▶ _Records for this task_:
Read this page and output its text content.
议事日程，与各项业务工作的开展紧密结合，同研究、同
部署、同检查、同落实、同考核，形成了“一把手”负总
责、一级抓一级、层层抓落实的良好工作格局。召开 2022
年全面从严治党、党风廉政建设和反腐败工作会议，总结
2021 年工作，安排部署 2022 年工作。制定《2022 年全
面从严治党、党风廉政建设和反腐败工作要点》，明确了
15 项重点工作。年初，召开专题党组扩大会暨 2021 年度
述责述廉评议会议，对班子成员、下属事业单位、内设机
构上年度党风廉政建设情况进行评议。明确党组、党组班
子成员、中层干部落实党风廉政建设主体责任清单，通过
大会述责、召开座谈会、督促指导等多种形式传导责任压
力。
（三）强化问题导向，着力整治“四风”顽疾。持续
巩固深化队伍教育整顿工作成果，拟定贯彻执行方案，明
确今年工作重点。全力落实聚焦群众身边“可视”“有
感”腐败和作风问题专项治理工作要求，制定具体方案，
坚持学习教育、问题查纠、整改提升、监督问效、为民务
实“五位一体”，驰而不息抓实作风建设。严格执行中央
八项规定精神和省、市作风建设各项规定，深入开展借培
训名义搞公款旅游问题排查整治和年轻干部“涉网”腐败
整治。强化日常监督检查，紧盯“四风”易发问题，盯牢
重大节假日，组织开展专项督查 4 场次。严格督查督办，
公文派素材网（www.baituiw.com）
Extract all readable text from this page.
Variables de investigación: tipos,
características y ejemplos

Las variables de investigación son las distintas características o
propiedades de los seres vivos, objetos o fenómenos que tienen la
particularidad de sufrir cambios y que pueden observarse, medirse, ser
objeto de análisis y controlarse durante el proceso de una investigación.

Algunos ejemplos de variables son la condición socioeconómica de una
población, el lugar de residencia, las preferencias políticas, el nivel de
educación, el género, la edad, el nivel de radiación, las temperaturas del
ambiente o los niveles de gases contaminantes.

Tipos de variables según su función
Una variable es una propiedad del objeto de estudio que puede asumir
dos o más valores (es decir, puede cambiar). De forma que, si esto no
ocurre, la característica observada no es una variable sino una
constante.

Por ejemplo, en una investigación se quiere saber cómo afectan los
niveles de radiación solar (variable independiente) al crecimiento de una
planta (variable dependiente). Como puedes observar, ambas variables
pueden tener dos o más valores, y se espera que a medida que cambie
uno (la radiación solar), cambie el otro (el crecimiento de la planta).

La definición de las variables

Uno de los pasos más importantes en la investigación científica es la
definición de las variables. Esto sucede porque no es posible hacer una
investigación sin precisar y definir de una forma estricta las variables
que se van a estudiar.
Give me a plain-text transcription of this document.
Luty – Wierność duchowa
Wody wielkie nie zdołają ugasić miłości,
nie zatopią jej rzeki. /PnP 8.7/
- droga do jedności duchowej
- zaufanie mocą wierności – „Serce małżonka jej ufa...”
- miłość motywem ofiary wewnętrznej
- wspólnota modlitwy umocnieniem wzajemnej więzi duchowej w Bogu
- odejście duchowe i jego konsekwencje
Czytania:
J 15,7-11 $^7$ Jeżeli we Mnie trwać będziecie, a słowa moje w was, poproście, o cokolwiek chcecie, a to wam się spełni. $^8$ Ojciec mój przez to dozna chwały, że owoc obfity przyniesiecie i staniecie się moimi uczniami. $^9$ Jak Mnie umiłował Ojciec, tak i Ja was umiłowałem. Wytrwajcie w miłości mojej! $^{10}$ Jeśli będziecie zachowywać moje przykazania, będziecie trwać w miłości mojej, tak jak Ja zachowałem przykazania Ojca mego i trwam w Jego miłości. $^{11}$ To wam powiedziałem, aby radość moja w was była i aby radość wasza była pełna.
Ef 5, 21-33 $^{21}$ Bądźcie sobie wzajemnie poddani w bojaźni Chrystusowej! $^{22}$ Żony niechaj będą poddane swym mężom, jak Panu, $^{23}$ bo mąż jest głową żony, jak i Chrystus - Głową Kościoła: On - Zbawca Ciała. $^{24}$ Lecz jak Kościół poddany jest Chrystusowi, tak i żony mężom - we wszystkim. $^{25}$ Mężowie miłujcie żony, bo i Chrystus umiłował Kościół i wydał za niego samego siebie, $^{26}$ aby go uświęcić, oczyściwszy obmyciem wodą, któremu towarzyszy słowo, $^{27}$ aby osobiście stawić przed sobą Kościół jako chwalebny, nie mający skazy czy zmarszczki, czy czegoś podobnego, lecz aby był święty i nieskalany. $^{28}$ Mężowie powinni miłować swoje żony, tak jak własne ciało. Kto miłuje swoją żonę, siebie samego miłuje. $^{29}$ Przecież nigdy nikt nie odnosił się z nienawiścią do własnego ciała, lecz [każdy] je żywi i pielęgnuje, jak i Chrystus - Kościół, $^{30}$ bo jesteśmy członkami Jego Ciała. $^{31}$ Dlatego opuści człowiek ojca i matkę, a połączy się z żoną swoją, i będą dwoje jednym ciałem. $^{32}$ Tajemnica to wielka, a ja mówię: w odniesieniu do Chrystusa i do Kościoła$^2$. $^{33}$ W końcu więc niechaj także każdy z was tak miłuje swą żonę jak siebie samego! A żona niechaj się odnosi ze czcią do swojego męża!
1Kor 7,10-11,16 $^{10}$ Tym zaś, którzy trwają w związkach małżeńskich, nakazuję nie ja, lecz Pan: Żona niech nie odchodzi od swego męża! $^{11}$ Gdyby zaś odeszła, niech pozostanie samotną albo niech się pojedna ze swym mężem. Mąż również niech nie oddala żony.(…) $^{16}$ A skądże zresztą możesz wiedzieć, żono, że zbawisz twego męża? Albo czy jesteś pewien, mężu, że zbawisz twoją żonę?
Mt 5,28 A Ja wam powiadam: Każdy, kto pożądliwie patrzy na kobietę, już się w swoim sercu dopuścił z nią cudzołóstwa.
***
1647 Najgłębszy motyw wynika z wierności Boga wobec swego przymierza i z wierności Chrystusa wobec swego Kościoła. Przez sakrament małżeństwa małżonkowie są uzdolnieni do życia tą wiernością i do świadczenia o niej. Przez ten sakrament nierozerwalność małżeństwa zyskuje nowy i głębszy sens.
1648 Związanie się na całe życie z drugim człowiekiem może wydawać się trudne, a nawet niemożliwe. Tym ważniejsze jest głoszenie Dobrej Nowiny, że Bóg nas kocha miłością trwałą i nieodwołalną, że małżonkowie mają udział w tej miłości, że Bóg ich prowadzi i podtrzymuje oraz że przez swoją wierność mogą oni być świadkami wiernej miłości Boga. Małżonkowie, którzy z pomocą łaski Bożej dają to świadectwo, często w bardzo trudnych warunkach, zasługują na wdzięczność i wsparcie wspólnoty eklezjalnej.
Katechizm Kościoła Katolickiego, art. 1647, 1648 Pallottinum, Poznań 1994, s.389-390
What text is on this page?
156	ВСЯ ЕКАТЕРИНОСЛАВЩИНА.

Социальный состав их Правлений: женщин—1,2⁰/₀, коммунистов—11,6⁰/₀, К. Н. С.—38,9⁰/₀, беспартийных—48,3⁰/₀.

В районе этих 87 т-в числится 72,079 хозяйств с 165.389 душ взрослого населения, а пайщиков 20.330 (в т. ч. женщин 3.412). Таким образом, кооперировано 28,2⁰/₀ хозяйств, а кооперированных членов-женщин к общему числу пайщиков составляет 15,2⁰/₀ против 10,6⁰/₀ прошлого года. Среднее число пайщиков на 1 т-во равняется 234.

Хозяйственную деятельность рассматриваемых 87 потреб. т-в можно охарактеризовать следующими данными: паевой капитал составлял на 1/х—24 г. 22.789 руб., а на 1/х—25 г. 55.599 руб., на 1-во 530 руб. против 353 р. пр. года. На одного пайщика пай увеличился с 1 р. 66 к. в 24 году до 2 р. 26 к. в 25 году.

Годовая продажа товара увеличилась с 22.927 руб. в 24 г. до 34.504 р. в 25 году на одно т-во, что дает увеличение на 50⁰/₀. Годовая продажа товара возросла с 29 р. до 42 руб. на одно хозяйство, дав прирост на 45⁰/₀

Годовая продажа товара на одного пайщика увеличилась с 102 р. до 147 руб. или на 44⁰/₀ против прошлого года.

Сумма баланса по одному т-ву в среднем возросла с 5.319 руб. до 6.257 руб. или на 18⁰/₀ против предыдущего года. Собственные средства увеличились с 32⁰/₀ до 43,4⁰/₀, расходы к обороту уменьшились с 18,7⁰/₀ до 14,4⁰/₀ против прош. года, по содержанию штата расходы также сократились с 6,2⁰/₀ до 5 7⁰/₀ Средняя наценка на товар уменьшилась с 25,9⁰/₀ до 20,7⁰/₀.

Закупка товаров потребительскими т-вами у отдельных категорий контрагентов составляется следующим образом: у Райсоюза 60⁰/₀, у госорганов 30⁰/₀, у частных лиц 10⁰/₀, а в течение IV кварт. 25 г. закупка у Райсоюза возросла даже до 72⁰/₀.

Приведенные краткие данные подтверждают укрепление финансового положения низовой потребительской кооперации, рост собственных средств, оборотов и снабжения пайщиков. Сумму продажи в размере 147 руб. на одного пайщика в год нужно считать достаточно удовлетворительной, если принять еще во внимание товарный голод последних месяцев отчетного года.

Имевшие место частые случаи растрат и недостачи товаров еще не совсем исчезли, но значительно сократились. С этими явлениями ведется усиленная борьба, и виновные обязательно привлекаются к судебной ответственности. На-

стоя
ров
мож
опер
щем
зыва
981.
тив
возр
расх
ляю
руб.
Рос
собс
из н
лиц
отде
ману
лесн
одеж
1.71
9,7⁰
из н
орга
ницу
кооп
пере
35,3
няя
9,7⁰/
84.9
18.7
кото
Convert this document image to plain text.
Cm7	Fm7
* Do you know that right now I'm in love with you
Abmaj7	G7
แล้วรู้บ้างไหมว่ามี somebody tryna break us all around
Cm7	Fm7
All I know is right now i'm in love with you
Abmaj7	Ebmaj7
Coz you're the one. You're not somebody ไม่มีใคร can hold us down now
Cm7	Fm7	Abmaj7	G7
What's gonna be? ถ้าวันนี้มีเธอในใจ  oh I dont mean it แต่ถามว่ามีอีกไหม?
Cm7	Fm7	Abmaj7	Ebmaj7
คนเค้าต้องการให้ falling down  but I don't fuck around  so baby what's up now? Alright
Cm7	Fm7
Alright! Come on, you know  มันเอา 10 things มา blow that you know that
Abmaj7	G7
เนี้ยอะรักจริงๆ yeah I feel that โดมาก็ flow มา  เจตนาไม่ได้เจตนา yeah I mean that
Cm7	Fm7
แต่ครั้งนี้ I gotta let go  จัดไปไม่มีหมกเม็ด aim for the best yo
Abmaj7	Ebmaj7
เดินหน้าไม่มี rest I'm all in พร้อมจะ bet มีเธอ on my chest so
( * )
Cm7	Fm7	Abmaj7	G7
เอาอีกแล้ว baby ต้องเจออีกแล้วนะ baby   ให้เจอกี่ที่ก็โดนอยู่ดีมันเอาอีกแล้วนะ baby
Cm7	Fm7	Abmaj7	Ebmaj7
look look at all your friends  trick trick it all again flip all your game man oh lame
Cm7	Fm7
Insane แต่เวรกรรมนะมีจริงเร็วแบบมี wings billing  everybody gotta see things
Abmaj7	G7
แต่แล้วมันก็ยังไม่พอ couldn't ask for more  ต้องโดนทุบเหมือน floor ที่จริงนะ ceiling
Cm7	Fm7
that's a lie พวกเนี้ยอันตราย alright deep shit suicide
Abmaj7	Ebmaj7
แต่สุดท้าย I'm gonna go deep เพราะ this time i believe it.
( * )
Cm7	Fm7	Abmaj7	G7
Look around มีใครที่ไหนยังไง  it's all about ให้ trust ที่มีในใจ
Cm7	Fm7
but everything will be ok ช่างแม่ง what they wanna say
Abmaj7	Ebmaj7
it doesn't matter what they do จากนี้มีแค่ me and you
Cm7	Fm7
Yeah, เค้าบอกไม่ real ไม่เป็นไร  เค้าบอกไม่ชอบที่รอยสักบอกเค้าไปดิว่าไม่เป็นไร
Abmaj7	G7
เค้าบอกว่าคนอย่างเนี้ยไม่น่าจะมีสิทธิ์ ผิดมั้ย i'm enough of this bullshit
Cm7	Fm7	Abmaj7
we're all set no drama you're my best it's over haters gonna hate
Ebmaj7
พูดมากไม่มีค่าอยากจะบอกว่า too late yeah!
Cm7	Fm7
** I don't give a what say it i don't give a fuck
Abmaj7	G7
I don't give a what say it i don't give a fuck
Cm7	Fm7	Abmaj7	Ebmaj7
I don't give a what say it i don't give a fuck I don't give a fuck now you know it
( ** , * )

▶ _Aim_: From the data, pick out every line that includes "with".

▶ _Exercise solution_:
* Do you know that right now I'm in love with you
All I know is right now i'm in love with you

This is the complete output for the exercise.